■ SET TASK ■
Search the listing below for the string "this" and show each line that contains it.

++++++

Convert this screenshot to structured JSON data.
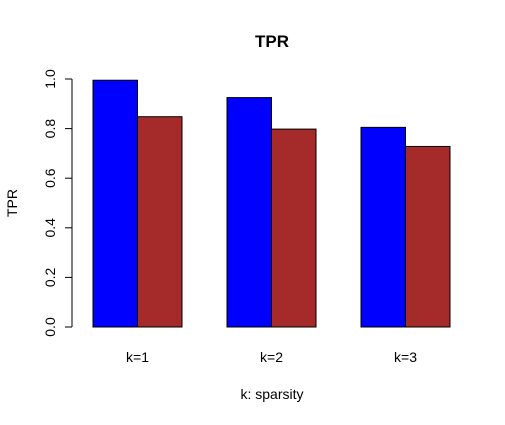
{
  "chart_data": {
    "type": "bar",
    "title": "TPR",
    "xlabel": "k: sparsity",
    "ylabel": "TPR",
    "categories": [
      "k=1",
      "k=2",
      "k=3"
    ],
    "series": [
      {
        "color": "#0000ff",
        "values": [
          0.995,
          0.925,
          0.805
        ]
      },
      {
        "color": "#a52a2a",
        "values": [
          0.848,
          0.798,
          0.728
        ]
      }
    ],
    "ylim": [
      0,
      1
    ],
    "yticks": [
      0,
      0.2,
      0.4,
      0.6,
      0.8,
      1
    ],
    "ytick_labels": [
      "0.0",
      "0.2",
      "0.4",
      "0.6",
      "0.8",
      "1.0"
    ],
    "grid": false,
    "legend": "none"
  }
}
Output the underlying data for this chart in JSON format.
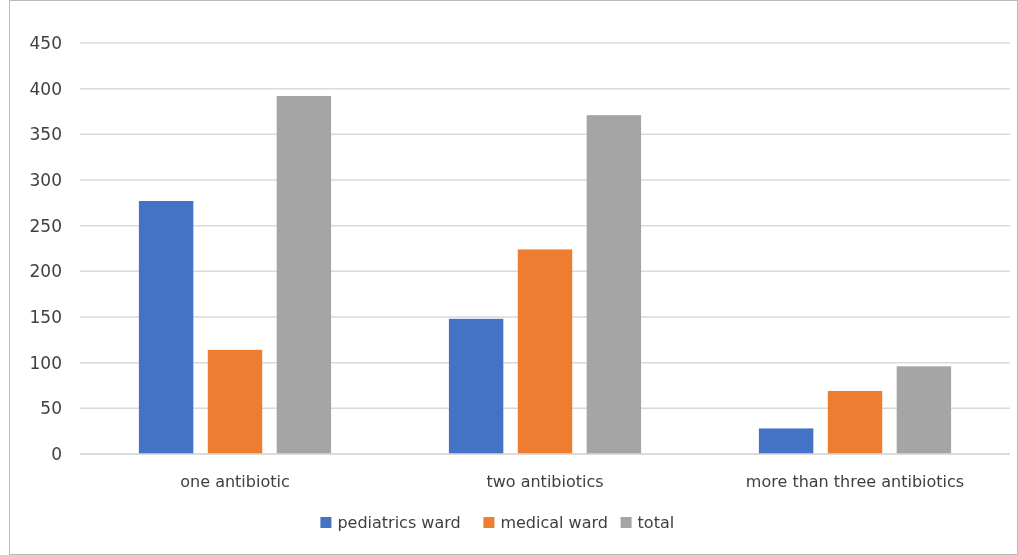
{
  "chart_data": {
    "type": "bar",
    "categories": [
      "one antibiotic",
      "two antibiotics",
      "more than three antibiotics"
    ],
    "series": [
      {
        "name": "pediatrics ward",
        "color": "#4472c4",
        "values": [
          277,
          148,
          28
        ]
      },
      {
        "name": "medical ward",
        "color": "#ed7d31",
        "values": [
          114,
          224,
          69
        ]
      },
      {
        "name": "total",
        "color": "#a5a5a5",
        "values": [
          392,
          371,
          96
        ]
      }
    ],
    "ylim": [
      0,
      450
    ],
    "yticks": [
      0,
      50,
      100,
      150,
      200,
      250,
      300,
      350,
      400,
      450
    ],
    "grid": "y",
    "legend": "bottom"
  }
}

++++++

■ WRITTEN SOLUTION ■
Convert this screenshot to structured JSON data.
Output the underlying data for this chart in JSON format.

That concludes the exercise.